Copy the rows below word for word, leaving out the pictures.

* Begin Input rows *

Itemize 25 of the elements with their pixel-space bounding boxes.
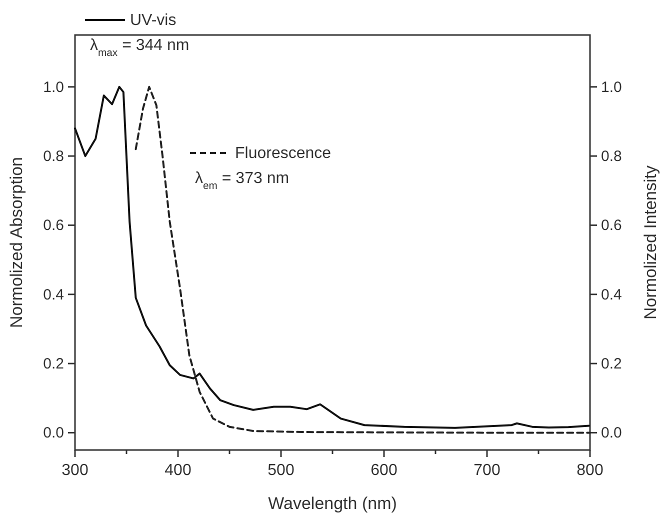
y2-tick-label: 0.2 (601, 356, 622, 373)
y-tick-label: 1.0 (43, 78, 64, 96)
x-tick-label: 300 (62, 462, 88, 479)
x-tick-label: 800 (576, 462, 604, 479)
y2-tick-label: 0.8 (601, 148, 622, 166)
legend-label: Fluorescence (235, 145, 332, 162)
y-tick-label: 0.2 (43, 356, 64, 373)
y2-tick-label: 1.0 (601, 78, 622, 96)
y2-tick-label: 0.0 (601, 424, 622, 442)
y-tick-label: 0.8 (43, 148, 64, 166)
y2-tick-label: 0.6 (601, 217, 622, 234)
y-tick-label: 0.4 (43, 286, 64, 304)
x-tick-label: 400 (164, 462, 192, 479)
y-tick-label: 0.0 (43, 424, 64, 442)
y2-tick-label: 0.4 (601, 286, 622, 304)
y2-axis-title: Normolized Intensity (641, 165, 660, 320)
annotation: λ$_{max}$ = 344 nm (90, 37, 190, 58)
y-tick-label: 0.6 (43, 217, 64, 234)
legend-label: UV-vis (130, 12, 176, 29)
x-tick-label: 700 (474, 462, 500, 479)
x-axis-title: Wavelength (nm) (268, 494, 397, 513)
annotation: λ$_{em}$ = 373 nm (195, 170, 290, 192)
x-tick-label: 600 (370, 462, 398, 479)
y-axis-title: Normolized Absorption (7, 156, 26, 328)
x-tick-label: 500 (268, 462, 294, 479)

* End Input rows *

Task output
Itemize 25 of the elements with their pixel-space bounding boxes.
y2-tick-label: 0.2 (601, 356, 622, 373)
y-tick-label: 1.0 (43, 78, 64, 96)
x-tick-label: 300 (62, 462, 88, 479)
x-tick-label: 800 (576, 462, 604, 479)
y2-tick-label: 0.8 (601, 148, 622, 166)
legend-label: Fluorescence (235, 145, 332, 162)
y-tick-label: 0.2 (43, 356, 64, 373)
y2-tick-label: 1.0 (601, 78, 622, 96)
y2-tick-label: 0.0 (601, 424, 622, 442)
y-tick-label: 0.8 (43, 148, 64, 166)
y2-tick-label: 0.6 (601, 217, 622, 234)
y-tick-label: 0.4 (43, 286, 64, 304)
x-tick-label: 400 (164, 462, 192, 479)
y-tick-label: 0.0 (43, 424, 64, 442)
y2-tick-label: 0.4 (601, 286, 622, 304)
y2-axis-title: Normolized Intensity (641, 165, 660, 320)
annotation: λ$_{max}$ = 344 nm (90, 37, 190, 58)
y-tick-label: 0.6 (43, 217, 64, 234)
legend-label: UV-vis (130, 12, 176, 29)
x-tick-label: 700 (474, 462, 500, 479)
x-axis-title: Wavelength (nm) (268, 494, 397, 513)
annotation: λ$_{em}$ = 373 nm (195, 170, 290, 192)
x-tick-label: 600 (370, 462, 398, 479)
y-axis-title: Normolized Absorption (7, 156, 26, 328)
x-tick-label: 500 (268, 462, 294, 479)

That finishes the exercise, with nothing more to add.